- Instructions for the task -
Locate every line in the material below that has the word "domain". Copy each of those lines.

- Available records -
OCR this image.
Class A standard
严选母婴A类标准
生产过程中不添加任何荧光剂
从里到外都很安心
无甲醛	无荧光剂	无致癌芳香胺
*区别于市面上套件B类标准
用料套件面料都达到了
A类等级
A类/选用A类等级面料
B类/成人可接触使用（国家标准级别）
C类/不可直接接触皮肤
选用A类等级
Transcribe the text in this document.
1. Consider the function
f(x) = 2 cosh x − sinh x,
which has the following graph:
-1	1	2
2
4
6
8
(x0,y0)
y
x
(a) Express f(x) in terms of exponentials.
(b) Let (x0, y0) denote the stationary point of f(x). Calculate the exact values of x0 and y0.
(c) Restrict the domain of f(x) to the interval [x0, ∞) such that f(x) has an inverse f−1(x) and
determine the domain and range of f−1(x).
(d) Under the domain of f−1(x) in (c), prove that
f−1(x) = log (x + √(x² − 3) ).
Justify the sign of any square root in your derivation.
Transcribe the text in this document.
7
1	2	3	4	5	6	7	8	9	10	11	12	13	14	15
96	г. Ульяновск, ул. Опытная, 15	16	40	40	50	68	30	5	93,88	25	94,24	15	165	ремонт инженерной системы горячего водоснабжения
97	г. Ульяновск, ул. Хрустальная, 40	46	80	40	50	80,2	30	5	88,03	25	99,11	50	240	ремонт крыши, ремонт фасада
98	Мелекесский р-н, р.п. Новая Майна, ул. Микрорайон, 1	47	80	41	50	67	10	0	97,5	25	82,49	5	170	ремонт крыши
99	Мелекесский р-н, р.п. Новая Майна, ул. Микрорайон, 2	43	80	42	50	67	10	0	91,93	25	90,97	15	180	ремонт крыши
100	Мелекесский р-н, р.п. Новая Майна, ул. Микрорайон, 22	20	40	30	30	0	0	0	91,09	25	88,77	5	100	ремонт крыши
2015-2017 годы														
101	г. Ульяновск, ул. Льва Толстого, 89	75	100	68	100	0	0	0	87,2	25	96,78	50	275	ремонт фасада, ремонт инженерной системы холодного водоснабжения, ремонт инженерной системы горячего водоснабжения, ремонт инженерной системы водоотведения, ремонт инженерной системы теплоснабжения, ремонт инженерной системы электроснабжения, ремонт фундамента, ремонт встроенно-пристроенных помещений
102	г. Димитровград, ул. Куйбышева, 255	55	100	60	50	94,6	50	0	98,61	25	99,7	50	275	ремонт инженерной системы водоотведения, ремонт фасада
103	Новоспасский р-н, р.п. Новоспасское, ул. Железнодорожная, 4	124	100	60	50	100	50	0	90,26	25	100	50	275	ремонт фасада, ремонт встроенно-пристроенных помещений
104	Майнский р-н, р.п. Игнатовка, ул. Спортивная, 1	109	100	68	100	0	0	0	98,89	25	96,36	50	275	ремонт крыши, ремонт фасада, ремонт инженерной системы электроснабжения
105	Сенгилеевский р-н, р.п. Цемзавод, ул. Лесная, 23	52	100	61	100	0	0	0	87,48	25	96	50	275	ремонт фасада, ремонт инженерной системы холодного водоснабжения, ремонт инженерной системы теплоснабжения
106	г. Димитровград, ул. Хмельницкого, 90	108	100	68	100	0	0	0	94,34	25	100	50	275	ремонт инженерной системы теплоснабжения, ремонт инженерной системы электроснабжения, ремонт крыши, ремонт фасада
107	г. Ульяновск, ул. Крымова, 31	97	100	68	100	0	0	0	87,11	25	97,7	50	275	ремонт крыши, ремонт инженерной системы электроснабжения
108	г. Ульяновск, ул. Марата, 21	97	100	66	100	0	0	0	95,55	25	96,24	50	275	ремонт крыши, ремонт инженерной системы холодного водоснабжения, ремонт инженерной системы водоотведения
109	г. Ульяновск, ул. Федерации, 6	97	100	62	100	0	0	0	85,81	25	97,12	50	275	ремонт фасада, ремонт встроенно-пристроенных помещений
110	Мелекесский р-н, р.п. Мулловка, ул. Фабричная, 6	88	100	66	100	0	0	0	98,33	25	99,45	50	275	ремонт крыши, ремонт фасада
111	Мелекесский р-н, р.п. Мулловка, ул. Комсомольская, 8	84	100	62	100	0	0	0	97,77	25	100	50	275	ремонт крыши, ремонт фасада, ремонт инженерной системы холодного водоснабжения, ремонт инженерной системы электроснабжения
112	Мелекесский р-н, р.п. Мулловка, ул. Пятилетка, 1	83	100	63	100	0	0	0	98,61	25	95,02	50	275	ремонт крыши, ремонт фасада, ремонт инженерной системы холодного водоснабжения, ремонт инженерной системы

- Correct answer -
(c) Restrict the domain of f(x) to the interval [x0, ∞) such that f(x) has an inverse f−1(x) and
determine the domain and range of f−1(x).
(d) Under the domain of f−1(x) in (c), prove that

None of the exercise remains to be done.